Your task is to give the listing below back word for word, pictures excluded.

# Start of ENTRIES

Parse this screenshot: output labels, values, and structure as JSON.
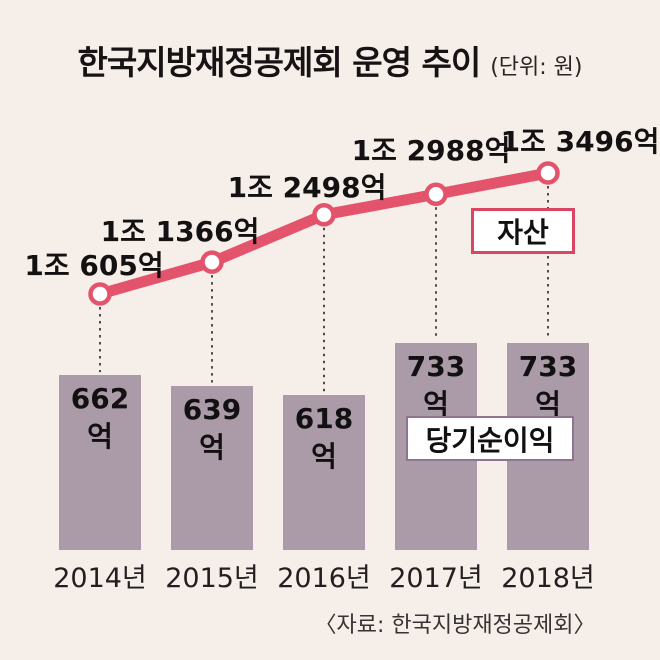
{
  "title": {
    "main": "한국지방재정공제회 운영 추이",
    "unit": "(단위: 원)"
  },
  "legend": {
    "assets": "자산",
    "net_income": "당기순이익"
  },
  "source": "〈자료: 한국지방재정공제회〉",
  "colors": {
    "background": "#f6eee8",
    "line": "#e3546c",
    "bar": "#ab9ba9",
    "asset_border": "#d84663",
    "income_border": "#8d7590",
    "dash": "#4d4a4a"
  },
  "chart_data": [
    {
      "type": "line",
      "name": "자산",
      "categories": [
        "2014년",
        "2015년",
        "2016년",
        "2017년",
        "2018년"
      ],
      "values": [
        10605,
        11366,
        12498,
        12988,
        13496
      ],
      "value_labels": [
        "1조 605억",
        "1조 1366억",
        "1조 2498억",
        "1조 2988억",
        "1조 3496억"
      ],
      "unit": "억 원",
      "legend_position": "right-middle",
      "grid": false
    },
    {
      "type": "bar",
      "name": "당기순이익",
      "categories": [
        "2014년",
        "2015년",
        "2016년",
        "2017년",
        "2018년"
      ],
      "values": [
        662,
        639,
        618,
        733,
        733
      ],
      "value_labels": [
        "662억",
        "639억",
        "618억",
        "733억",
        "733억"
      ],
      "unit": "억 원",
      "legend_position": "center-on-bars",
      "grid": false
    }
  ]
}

# End of ENTRIES

▶ **CORRECT OUTPUT**:
Parse this screenshot: output labels, values, and structure as JSON.
{
  "title": {
    "main": "한국지방재정공제회 운영 추이",
    "unit": "(단위: 원)"
  },
  "legend": {
    "assets": "자산",
    "net_income": "당기순이익"
  },
  "source": "〈자료: 한국지방재정공제회〉",
  "colors": {
    "background": "#f6eee8",
    "line": "#e3546c",
    "bar": "#ab9ba9",
    "asset_border": "#d84663",
    "income_border": "#8d7590",
    "dash": "#4d4a4a"
  },
  "chart_data": [
    {
      "type": "line",
      "name": "자산",
      "categories": [
        "2014년",
        "2015년",
        "2016년",
        "2017년",
        "2018년"
      ],
      "values": [
        10605,
        11366,
        12498,
        12988,
        13496
      ],
      "value_labels": [
        "1조 605억",
        "1조 1366억",
        "1조 2498억",
        "1조 2988억",
        "1조 3496억"
      ],
      "unit": "억 원",
      "legend_position": "right-middle",
      "grid": false
    },
    {
      "type": "bar",
      "name": "당기순이익",
      "categories": [
        "2014년",
        "2015년",
        "2016년",
        "2017년",
        "2018년"
      ],
      "values": [
        662,
        639,
        618,
        733,
        733
      ],
      "value_labels": [
        "662억",
        "639억",
        "618억",
        "733억",
        "733억"
      ],
      "unit": "억 원",
      "legend_position": "center-on-bars",
      "grid": false
    }
  ]
}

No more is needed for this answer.